Records that describe figures:
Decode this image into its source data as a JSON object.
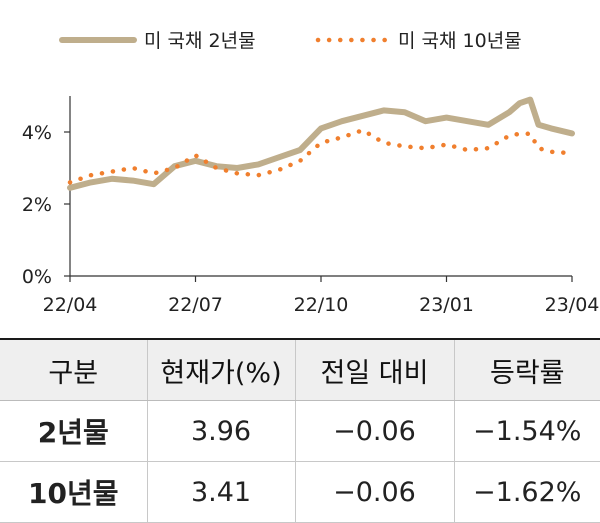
{
  "chart_data": {
    "type": "line",
    "xlabel": "",
    "ylabel": "",
    "x_ticks": [
      "22/04",
      "22/07",
      "22/10",
      "23/01",
      "23/04"
    ],
    "y_ticks": [
      "0%",
      "2%",
      "4%"
    ],
    "ylim": [
      0,
      5
    ],
    "series": [
      {
        "name": "미 국채 2년물",
        "style": "solid",
        "color": "#bfae8c",
        "x": [
          0,
          0.5,
          1,
          1.5,
          2,
          2.5,
          3,
          3.5,
          4,
          4.5,
          5,
          5.5,
          6,
          6.5,
          7,
          7.5,
          8,
          8.5,
          9,
          9.5,
          10,
          10.5,
          10.75,
          11,
          11.2,
          11.5,
          12
        ],
        "values": [
          2.45,
          2.6,
          2.7,
          2.65,
          2.55,
          3.05,
          3.2,
          3.05,
          3.0,
          3.1,
          3.3,
          3.5,
          4.1,
          4.3,
          4.45,
          4.6,
          4.55,
          4.3,
          4.4,
          4.3,
          4.2,
          4.55,
          4.8,
          4.9,
          4.2,
          4.1,
          3.96
        ]
      },
      {
        "name": "미 국채 10년물",
        "style": "dotted",
        "color": "#f07f2e",
        "x": [
          0,
          0.5,
          1,
          1.5,
          2,
          2.5,
          3,
          3.5,
          4,
          4.5,
          5,
          5.5,
          6,
          6.5,
          7,
          7.5,
          8,
          8.5,
          9,
          9.5,
          10,
          10.5,
          10.75,
          11,
          11.2,
          11.5,
          12
        ],
        "values": [
          2.6,
          2.8,
          2.9,
          3.0,
          2.85,
          3.0,
          3.35,
          3.0,
          2.85,
          2.8,
          2.95,
          3.2,
          3.7,
          3.85,
          4.05,
          3.7,
          3.6,
          3.55,
          3.65,
          3.5,
          3.55,
          3.9,
          3.95,
          3.95,
          3.55,
          3.45,
          3.41
        ]
      }
    ]
  },
  "table": {
    "headers": [
      "구분",
      "현재가(%)",
      "전일 대비",
      "등락률"
    ],
    "rows": [
      [
        "2년물",
        "3.96",
        "−0.06",
        "−1.54%"
      ],
      [
        "10년물",
        "3.41",
        "−0.06",
        "−1.62%"
      ]
    ]
  }
}
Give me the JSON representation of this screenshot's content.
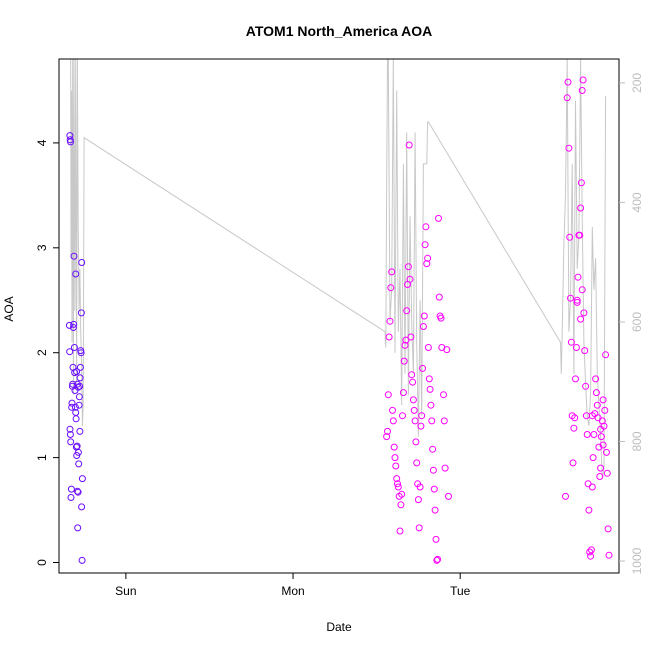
{
  "chart_data": {
    "type": "scatter",
    "title": "ATOM1 North_America AOA",
    "xlabel": "Date",
    "ylabel": "AOA",
    "x_ticks": [
      {
        "label": "Sun",
        "day": 1.0
      },
      {
        "label": "Mon",
        "day": 2.0
      },
      {
        "label": "Tue",
        "day": 3.0
      }
    ],
    "xlim_days": [
      0.6,
      3.95
    ],
    "ylim": [
      -0.1,
      4.8
    ],
    "y_ticks": [
      0,
      1,
      2,
      3,
      4
    ],
    "secondary_axis": {
      "ylim": [
        1020,
        160
      ],
      "ticks": [
        200,
        400,
        600,
        800,
        1000
      ],
      "color": "#bdbdbd"
    },
    "grid": false,
    "legend": "none",
    "colors": {
      "early": "#6a0dff",
      "late": "#ff00ff",
      "line": "#c8c8c8"
    },
    "points": [
      [
        0.665,
        4.07
      ],
      [
        0.667,
        4.03
      ],
      [
        0.669,
        4.01
      ],
      [
        0.662,
        2.26
      ],
      [
        0.664,
        2.01
      ],
      [
        0.666,
        1.27
      ],
      [
        0.668,
        1.22
      ],
      [
        0.67,
        1.15
      ],
      [
        0.672,
        0.62
      ],
      [
        0.674,
        0.7
      ],
      [
        0.676,
        1.48
      ],
      [
        0.678,
        1.52
      ],
      [
        0.68,
        1.68
      ],
      [
        0.682,
        1.7
      ],
      [
        0.684,
        1.86
      ],
      [
        0.686,
        2.24
      ],
      [
        0.688,
        2.27
      ],
      [
        0.69,
        2.92
      ],
      [
        0.692,
        2.05
      ],
      [
        0.694,
        1.81
      ],
      [
        0.696,
        1.64
      ],
      [
        0.698,
        1.48
      ],
      [
        0.7,
        1.43
      ],
      [
        0.702,
        1.37
      ],
      [
        0.704,
        1.1
      ],
      [
        0.706,
        1.02
      ],
      [
        0.708,
        1.11
      ],
      [
        0.71,
        0.68
      ],
      [
        0.712,
        0.33
      ],
      [
        0.714,
        0.67
      ],
      [
        0.716,
        1.05
      ],
      [
        0.718,
        0.94
      ],
      [
        0.72,
        1.5
      ],
      [
        0.722,
        1.58
      ],
      [
        0.724,
        1.68
      ],
      [
        0.726,
        1.76
      ],
      [
        0.728,
        1.86
      ],
      [
        0.73,
        2.02
      ],
      [
        0.732,
        2.0
      ],
      [
        0.734,
        2.38
      ],
      [
        0.736,
        2.86
      ],
      [
        0.7,
        2.75
      ],
      [
        0.705,
        1.82
      ],
      [
        0.71,
        1.7
      ],
      [
        0.715,
        1.67
      ],
      [
        0.725,
        1.25
      ],
      [
        0.735,
        0.53
      ],
      [
        0.74,
        0.8
      ],
      [
        0.738,
        0.02
      ],
      [
        2.56,
        1.2
      ],
      [
        2.565,
        1.25
      ],
      [
        2.57,
        1.6
      ],
      [
        2.575,
        2.15
      ],
      [
        2.58,
        2.3
      ],
      [
        2.585,
        2.62
      ],
      [
        2.59,
        2.77
      ],
      [
        2.595,
        1.45
      ],
      [
        2.6,
        1.35
      ],
      [
        2.605,
        1.1
      ],
      [
        2.61,
        1.0
      ],
      [
        2.615,
        0.92
      ],
      [
        2.62,
        0.8
      ],
      [
        2.625,
        0.75
      ],
      [
        2.63,
        0.72
      ],
      [
        2.635,
        0.63
      ],
      [
        2.64,
        0.3
      ],
      [
        2.645,
        0.55
      ],
      [
        2.65,
        0.65
      ],
      [
        2.655,
        1.4
      ],
      [
        2.66,
        1.62
      ],
      [
        2.665,
        1.92
      ],
      [
        2.67,
        2.07
      ],
      [
        2.675,
        2.12
      ],
      [
        2.68,
        2.4
      ],
      [
        2.685,
        2.65
      ],
      [
        2.69,
        2.82
      ],
      [
        2.695,
        3.98
      ],
      [
        2.7,
        2.7
      ],
      [
        2.705,
        2.15
      ],
      [
        2.71,
        1.79
      ],
      [
        2.715,
        1.72
      ],
      [
        2.72,
        1.55
      ],
      [
        2.725,
        1.45
      ],
      [
        2.73,
        1.35
      ],
      [
        2.735,
        1.15
      ],
      [
        2.74,
        0.95
      ],
      [
        2.745,
        0.75
      ],
      [
        2.75,
        0.6
      ],
      [
        2.755,
        0.33
      ],
      [
        2.76,
        0.72
      ],
      [
        2.765,
        1.3
      ],
      [
        2.77,
        1.4
      ],
      [
        2.775,
        1.85
      ],
      [
        2.78,
        2.25
      ],
      [
        2.785,
        2.35
      ],
      [
        2.79,
        3.03
      ],
      [
        2.795,
        3.2
      ],
      [
        2.8,
        2.85
      ],
      [
        2.805,
        2.9
      ],
      [
        2.81,
        2.05
      ],
      [
        2.815,
        1.75
      ],
      [
        2.82,
        1.65
      ],
      [
        2.825,
        1.5
      ],
      [
        2.83,
        1.35
      ],
      [
        2.835,
        1.08
      ],
      [
        2.84,
        0.88
      ],
      [
        2.845,
        0.7
      ],
      [
        2.85,
        0.5
      ],
      [
        2.855,
        0.22
      ],
      [
        2.86,
        0.02
      ],
      [
        2.865,
        0.03
      ],
      [
        2.87,
        3.28
      ],
      [
        2.875,
        2.53
      ],
      [
        2.88,
        2.35
      ],
      [
        2.885,
        2.33
      ],
      [
        2.89,
        2.05
      ],
      [
        2.9,
        1.6
      ],
      [
        2.905,
        1.35
      ],
      [
        2.91,
        0.9
      ],
      [
        2.92,
        2.03
      ],
      [
        2.93,
        0.63
      ],
      [
        3.63,
        0.63
      ],
      [
        3.64,
        4.43
      ],
      [
        3.645,
        4.58
      ],
      [
        3.65,
        3.95
      ],
      [
        3.655,
        3.1
      ],
      [
        3.66,
        2.52
      ],
      [
        3.665,
        2.1
      ],
      [
        3.67,
        1.4
      ],
      [
        3.675,
        0.95
      ],
      [
        3.68,
        1.28
      ],
      [
        3.685,
        1.38
      ],
      [
        3.69,
        1.75
      ],
      [
        3.695,
        2.05
      ],
      [
        3.7,
        2.5
      ],
      [
        3.705,
        2.72
      ],
      [
        3.71,
        3.12
      ],
      [
        3.715,
        3.12
      ],
      [
        3.72,
        3.38
      ],
      [
        3.725,
        3.62
      ],
      [
        3.73,
        4.5
      ],
      [
        3.735,
        4.6
      ],
      [
        3.74,
        2.38
      ],
      [
        3.745,
        2.02
      ],
      [
        3.75,
        1.68
      ],
      [
        3.755,
        1.4
      ],
      [
        3.76,
        1.22
      ],
      [
        3.765,
        0.75
      ],
      [
        3.77,
        0.5
      ],
      [
        3.775,
        0.1
      ],
      [
        3.78,
        0.06
      ],
      [
        3.785,
        0.12
      ],
      [
        3.79,
        0.72
      ],
      [
        3.795,
        1.0
      ],
      [
        3.8,
        1.22
      ],
      [
        3.805,
        1.42
      ],
      [
        3.81,
        1.75
      ],
      [
        3.815,
        1.62
      ],
      [
        3.82,
        1.5
      ],
      [
        3.825,
        1.38
      ],
      [
        3.83,
        1.1
      ],
      [
        3.835,
        0.82
      ],
      [
        3.84,
        0.9
      ],
      [
        3.845,
        1.2
      ],
      [
        3.85,
        1.35
      ],
      [
        3.855,
        1.55
      ],
      [
        3.86,
        1.3
      ],
      [
        3.865,
        1.45
      ],
      [
        3.87,
        1.98
      ],
      [
        3.875,
        1.05
      ],
      [
        3.88,
        0.85
      ],
      [
        3.885,
        0.32
      ],
      [
        3.89,
        0.07
      ],
      [
        3.7,
        2.48
      ],
      [
        3.72,
        2.32
      ],
      [
        3.73,
        2.6
      ],
      [
        3.79,
        1.4
      ],
      [
        3.84,
        1.27
      ],
      [
        3.855,
        1.12
      ]
    ],
    "line_points": [
      [
        0.67,
        4.8
      ],
      [
        0.672,
        2.9
      ],
      [
        0.675,
        4.5
      ],
      [
        0.678,
        2.1
      ],
      [
        0.682,
        4.8
      ],
      [
        0.686,
        1.6
      ],
      [
        0.69,
        4.8
      ],
      [
        0.695,
        2.4
      ],
      [
        0.7,
        4.8
      ],
      [
        0.705,
        1.7
      ],
      [
        0.71,
        4.8
      ],
      [
        0.715,
        3.2
      ],
      [
        0.72,
        2.4
      ],
      [
        0.725,
        2.8
      ],
      [
        0.73,
        2.2
      ],
      [
        0.735,
        1.9
      ],
      [
        0.74,
        1.3
      ],
      [
        0.745,
        1.5
      ],
      [
        0.75,
        4.05
      ],
      [
        2.55,
        2.2
      ],
      [
        2.555,
        2.05
      ],
      [
        2.56,
        3.5
      ],
      [
        2.565,
        4.8
      ],
      [
        2.57,
        4.8
      ],
      [
        2.58,
        2.3
      ],
      [
        2.59,
        2.6
      ],
      [
        2.6,
        4.8
      ],
      [
        2.61,
        2.0
      ],
      [
        2.62,
        4.5
      ],
      [
        2.63,
        2.2
      ],
      [
        2.64,
        2.8
      ],
      [
        2.65,
        1.5
      ],
      [
        2.66,
        3.8
      ],
      [
        2.67,
        1.8
      ],
      [
        2.68,
        4.1
      ],
      [
        2.69,
        1.6
      ],
      [
        2.7,
        3.3
      ],
      [
        2.71,
        2.3
      ],
      [
        2.72,
        1.8
      ],
      [
        2.73,
        4.1
      ],
      [
        2.74,
        2.1
      ],
      [
        2.75,
        1.2
      ],
      [
        2.76,
        2.5
      ],
      [
        2.77,
        1.4
      ],
      [
        2.78,
        3.8
      ],
      [
        2.79,
        3.8
      ],
      [
        2.8,
        3.8
      ],
      [
        2.805,
        4.2
      ],
      [
        2.81,
        4.2
      ],
      [
        3.6,
        2.1
      ],
      [
        3.605,
        1.8
      ],
      [
        3.61,
        2.2
      ],
      [
        3.62,
        3.0
      ],
      [
        3.63,
        3.5
      ],
      [
        3.64,
        4.8
      ],
      [
        3.65,
        2.2
      ],
      [
        3.66,
        2.5
      ],
      [
        3.67,
        3.8
      ],
      [
        3.68,
        1.8
      ],
      [
        3.69,
        4.4
      ],
      [
        3.7,
        2.8
      ],
      [
        3.71,
        3.1
      ],
      [
        3.72,
        4.8
      ],
      [
        3.73,
        3.3
      ],
      [
        3.74,
        2.1
      ],
      [
        3.75,
        1.7
      ],
      [
        3.76,
        1.4
      ],
      [
        3.77,
        1.3
      ],
      [
        3.78,
        1.6
      ],
      [
        3.79,
        3.2
      ],
      [
        3.8,
        2.6
      ],
      [
        3.81,
        2.9
      ],
      [
        3.82,
        1.8
      ],
      [
        3.83,
        1.5
      ],
      [
        3.84,
        1.2
      ],
      [
        3.85,
        0.8
      ],
      [
        3.86,
        0.9
      ],
      [
        3.87,
        4.45
      ]
    ]
  }
}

■ WRITTEN REQUEST
From the entries above, list each line with "this" in it.

■ OUTPUT
Decode this image into its source data as a JSON object.
Give me the JSON representation of this screenshot's content.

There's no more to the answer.